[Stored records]

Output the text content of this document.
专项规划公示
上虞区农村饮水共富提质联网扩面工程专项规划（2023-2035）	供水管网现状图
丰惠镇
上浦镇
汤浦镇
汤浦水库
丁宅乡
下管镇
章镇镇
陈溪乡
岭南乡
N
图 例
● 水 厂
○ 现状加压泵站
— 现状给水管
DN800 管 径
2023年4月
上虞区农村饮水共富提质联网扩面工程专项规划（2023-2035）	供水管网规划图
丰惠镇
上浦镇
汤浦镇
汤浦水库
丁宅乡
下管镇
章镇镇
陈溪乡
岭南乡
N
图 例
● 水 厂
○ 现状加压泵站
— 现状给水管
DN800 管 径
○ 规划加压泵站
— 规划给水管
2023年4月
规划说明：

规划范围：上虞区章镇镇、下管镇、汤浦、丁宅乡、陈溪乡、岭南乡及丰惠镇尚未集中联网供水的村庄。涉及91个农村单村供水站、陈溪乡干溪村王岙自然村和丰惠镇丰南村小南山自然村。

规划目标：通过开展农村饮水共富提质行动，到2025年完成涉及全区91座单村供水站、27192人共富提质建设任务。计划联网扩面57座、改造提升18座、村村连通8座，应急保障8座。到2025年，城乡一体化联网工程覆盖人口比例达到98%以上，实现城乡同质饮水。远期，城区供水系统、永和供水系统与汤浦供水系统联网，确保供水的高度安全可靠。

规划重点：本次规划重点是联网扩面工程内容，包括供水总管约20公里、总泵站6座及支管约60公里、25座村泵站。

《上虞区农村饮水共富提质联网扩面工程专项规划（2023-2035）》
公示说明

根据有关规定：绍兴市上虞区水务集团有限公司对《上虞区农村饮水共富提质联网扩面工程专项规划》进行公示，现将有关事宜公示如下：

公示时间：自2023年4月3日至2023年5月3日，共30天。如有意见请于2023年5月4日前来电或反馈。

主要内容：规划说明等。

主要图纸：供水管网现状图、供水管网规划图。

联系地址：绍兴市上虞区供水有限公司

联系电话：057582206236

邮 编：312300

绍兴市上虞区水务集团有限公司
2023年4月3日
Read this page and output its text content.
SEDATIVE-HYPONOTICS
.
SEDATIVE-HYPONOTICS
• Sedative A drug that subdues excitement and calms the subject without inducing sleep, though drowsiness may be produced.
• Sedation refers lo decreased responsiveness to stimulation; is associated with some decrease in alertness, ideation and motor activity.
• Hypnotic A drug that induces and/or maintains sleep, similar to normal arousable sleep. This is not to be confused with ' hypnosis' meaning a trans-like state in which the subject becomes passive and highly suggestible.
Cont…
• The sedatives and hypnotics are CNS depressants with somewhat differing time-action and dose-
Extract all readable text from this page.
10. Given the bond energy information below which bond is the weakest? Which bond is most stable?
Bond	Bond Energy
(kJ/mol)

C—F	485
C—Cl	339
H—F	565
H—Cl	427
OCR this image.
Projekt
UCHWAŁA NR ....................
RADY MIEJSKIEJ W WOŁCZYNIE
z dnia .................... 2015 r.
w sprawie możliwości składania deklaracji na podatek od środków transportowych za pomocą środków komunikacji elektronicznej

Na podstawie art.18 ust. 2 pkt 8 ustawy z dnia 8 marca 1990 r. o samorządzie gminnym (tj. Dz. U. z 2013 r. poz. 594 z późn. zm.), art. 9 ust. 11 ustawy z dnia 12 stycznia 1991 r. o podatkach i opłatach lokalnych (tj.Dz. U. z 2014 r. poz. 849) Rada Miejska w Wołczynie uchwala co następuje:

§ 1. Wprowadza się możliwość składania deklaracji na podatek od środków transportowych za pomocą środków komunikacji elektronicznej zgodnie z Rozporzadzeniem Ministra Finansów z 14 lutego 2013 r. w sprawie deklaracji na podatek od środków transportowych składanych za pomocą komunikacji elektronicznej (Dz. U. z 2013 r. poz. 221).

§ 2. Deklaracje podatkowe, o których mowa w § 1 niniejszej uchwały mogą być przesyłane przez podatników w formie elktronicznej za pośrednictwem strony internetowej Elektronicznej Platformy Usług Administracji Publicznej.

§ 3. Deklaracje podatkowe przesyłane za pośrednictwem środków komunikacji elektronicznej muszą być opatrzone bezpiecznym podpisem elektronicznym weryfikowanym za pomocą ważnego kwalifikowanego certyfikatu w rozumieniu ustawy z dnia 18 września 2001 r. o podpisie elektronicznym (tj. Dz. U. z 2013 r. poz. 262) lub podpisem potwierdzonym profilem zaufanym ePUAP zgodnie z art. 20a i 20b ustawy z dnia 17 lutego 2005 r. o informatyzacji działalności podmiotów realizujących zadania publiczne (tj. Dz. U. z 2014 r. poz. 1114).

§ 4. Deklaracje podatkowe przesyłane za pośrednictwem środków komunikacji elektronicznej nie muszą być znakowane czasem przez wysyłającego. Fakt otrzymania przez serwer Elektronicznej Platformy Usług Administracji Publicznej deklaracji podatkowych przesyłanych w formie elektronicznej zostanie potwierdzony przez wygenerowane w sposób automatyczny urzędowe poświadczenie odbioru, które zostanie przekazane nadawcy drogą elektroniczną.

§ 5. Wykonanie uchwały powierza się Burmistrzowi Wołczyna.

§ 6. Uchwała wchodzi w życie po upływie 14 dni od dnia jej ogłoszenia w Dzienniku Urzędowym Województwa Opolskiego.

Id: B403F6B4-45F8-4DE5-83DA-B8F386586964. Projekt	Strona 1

:: What is being asked ::
Reproduce the material precisely, including every line.

:: Task response ::
Output the text content of this document.
专项规划公示
上虞区农村饮水共富提质联网扩面工程专项规划（2023-2035）	供水管网现状图
丰惠镇
上浦镇
汤浦镇
汤浦水库
丁宅乡
下管镇
章镇镇
陈溪乡
岭南乡
N
图 例
● 水 厂
○ 现状加压泵站
— 现状给水管
DN800 管 径
2023年4月
上虞区农村饮水共富提质联网扩面工程专项规划（2023-2035）	供水管网规划图
丰惠镇
上浦镇
汤浦镇
汤浦水库
丁宅乡
下管镇
章镇镇
陈溪乡
岭南乡
N
图 例
● 水 厂
○ 现状加压泵站
— 现状给水管
DN800 管 径
○ 规划加压泵站
— 规划给水管
2023年4月
规划说明：

规划范围：上虞区章镇镇、下管镇、汤浦、丁宅乡、陈溪乡、岭南乡及丰惠镇尚未集中联网供水的村庄。涉及91个农村单村供水站、陈溪乡干溪村王岙自然村和丰惠镇丰南村小南山自然村。

规划目标：通过开展农村饮水共富提质行动，到2025年完成涉及全区91座单村供水站、27192人共富提质建设任务。计划联网扩面57座、改造提升18座、村村连通8座，应急保障8座。到2025年，城乡一体化联网工程覆盖人口比例达到98%以上，实现城乡同质饮水。远期，城区供水系统、永和供水系统与汤浦供水系统联网，确保供水的高度安全可靠。

规划重点：本次规划重点是联网扩面工程内容，包括供水总管约20公里、总泵站6座及支管约60公里、25座村泵站。

《上虞区农村饮水共富提质联网扩面工程专项规划（2023-2035）》
公示说明

根据有关规定：绍兴市上虞区水务集团有限公司对《上虞区农村饮水共富提质联网扩面工程专项规划》进行公示，现将有关事宜公示如下：

公示时间：自2023年4月3日至2023年5月3日，共30天。如有意见请于2023年5月4日前来电或反馈。

主要内容：规划说明等。

主要图纸：供水管网现状图、供水管网规划图。

联系地址：绍兴市上虞区供水有限公司

联系电话：057582206236

邮 编：312300

绍兴市上虞区水务集团有限公司
2023年4月3日
Read this page and output its text content.
SEDATIVE-HYPONOTICS
.
SEDATIVE-HYPONOTICS
• Sedative A drug that subdues excitement and calms the subject without inducing sleep, though drowsiness may be produced.
• Sedation refers lo decreased responsiveness to stimulation; is associated with some decrease in alertness, ideation and motor activity.
• Hypnotic A drug that induces and/or maintains sleep, similar to normal arousable sleep. This is not to be confused with ' hypnosis' meaning a trans-like state in which the subject becomes passive and highly suggestible.
Cont…
• The sedatives and hypnotics are CNS depressants with somewhat differing time-action and dose-
Extract all readable text from this page.
10. Given the bond energy information below which bond is the weakest? Which bond is most stable?
Bond	Bond Energy
(kJ/mol)

C—F	485
C—Cl	339
H—F	565
H—Cl	427
OCR this image.
Projekt
UCHWAŁA NR ....................
RADY MIEJSKIEJ W WOŁCZYNIE
z dnia .................... 2015 r.
w sprawie możliwości składania deklaracji na podatek od środków transportowych za pomocą środków komunikacji elektronicznej

Na podstawie art.18 ust. 2 pkt 8 ustawy z dnia 8 marca 1990 r. o samorządzie gminnym (tj. Dz. U. z 2013 r. poz. 594 z późn. zm.), art. 9 ust. 11 ustawy z dnia 12 stycznia 1991 r. o podatkach i opłatach lokalnych (tj.Dz. U. z 2014 r. poz. 849) Rada Miejska w Wołczynie uchwala co następuje:

§ 1. Wprowadza się możliwość składania deklaracji na podatek od środków transportowych za pomocą środków komunikacji elektronicznej zgodnie z Rozporzadzeniem Ministra Finansów z 14 lutego 2013 r. w sprawie deklaracji na podatek od środków transportowych składanych za pomocą komunikacji elektronicznej (Dz. U. z 2013 r. poz. 221).

§ 2. Deklaracje podatkowe, o których mowa w § 1 niniejszej uchwały mogą być przesyłane przez podatników w formie elktronicznej za pośrednictwem strony internetowej Elektronicznej Platformy Usług Administracji Publicznej.

§ 3. Deklaracje podatkowe przesyłane za pośrednictwem środków komunikacji elektronicznej muszą być opatrzone bezpiecznym podpisem elektronicznym weryfikowanym za pomocą ważnego kwalifikowanego certyfikatu w rozumieniu ustawy z dnia 18 września 2001 r. o podpisie elektronicznym (tj. Dz. U. z 2013 r. poz. 262) lub podpisem potwierdzonym profilem zaufanym ePUAP zgodnie z art. 20a i 20b ustawy z dnia 17 lutego 2005 r. o informatyzacji działalności podmiotów realizujących zadania publiczne (tj. Dz. U. z 2014 r. poz. 1114).

§ 4. Deklaracje podatkowe przesyłane za pośrednictwem środków komunikacji elektronicznej nie muszą być znakowane czasem przez wysyłającego. Fakt otrzymania przez serwer Elektronicznej Platformy Usług Administracji Publicznej deklaracji podatkowych przesyłanych w formie elektronicznej zostanie potwierdzony przez wygenerowane w sposób automatyczny urzędowe poświadczenie odbioru, które zostanie przekazane nadawcy drogą elektroniczną.

§ 5. Wykonanie uchwały powierza się Burmistrzowi Wołczyna.

§ 6. Uchwała wchodzi w życie po upływie 14 dni od dnia jej ogłoszenia w Dzienniku Urzędowym Województwa Opolskiego.

Id: B403F6B4-45F8-4DE5-83DA-B8F386586964. Projekt	Strona 1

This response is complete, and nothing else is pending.